* START *

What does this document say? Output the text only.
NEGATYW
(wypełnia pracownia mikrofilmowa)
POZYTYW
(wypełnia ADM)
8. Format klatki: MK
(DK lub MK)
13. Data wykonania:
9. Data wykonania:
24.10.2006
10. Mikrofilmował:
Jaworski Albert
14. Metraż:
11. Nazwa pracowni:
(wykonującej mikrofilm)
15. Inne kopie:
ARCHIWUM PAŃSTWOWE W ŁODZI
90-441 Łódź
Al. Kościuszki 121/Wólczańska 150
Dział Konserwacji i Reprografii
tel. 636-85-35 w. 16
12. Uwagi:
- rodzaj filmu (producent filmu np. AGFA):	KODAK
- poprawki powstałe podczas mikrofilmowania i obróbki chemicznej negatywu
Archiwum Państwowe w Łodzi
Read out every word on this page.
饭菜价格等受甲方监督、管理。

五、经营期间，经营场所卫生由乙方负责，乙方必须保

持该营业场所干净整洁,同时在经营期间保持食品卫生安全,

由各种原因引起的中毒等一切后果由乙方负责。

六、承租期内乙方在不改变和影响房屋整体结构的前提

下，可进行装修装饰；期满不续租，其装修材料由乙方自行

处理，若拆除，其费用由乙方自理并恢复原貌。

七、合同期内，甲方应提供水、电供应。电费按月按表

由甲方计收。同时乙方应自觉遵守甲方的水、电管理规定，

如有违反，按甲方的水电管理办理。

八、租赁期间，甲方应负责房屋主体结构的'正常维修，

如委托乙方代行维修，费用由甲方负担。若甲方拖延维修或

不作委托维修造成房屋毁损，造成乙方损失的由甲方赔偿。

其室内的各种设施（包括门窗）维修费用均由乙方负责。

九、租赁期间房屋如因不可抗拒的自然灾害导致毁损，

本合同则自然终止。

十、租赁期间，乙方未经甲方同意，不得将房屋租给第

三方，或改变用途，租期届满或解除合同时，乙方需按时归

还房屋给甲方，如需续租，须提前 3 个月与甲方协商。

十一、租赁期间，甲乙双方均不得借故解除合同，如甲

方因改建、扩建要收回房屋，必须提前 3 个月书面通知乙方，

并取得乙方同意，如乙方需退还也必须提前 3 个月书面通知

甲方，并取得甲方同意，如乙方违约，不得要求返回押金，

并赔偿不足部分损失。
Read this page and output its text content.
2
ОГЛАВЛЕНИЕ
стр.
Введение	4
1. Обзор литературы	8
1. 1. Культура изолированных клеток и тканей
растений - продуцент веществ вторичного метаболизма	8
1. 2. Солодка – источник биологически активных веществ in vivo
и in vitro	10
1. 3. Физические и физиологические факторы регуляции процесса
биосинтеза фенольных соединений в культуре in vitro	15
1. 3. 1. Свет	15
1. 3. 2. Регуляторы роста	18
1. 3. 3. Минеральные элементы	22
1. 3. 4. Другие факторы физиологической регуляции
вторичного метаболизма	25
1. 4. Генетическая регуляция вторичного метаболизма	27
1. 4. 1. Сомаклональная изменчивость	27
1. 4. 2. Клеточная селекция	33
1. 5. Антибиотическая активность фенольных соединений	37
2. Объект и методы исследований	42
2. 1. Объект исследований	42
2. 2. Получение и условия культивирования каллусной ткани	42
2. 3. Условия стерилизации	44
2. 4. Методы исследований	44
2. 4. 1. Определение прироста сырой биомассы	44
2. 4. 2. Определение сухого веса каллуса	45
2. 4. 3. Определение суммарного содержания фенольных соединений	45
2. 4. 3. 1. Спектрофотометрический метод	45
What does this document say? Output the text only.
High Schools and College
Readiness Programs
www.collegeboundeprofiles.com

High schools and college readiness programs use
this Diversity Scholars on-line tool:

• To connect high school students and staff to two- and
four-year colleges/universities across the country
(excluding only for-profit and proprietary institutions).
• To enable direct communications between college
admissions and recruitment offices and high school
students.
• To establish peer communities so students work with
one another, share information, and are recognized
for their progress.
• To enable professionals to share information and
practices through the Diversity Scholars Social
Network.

* END *

From the entries above, copy out every line where the string "information" appears.

__FINAL ANSWER__:
one another, share information, and are recognized
• To enable professionals to share information and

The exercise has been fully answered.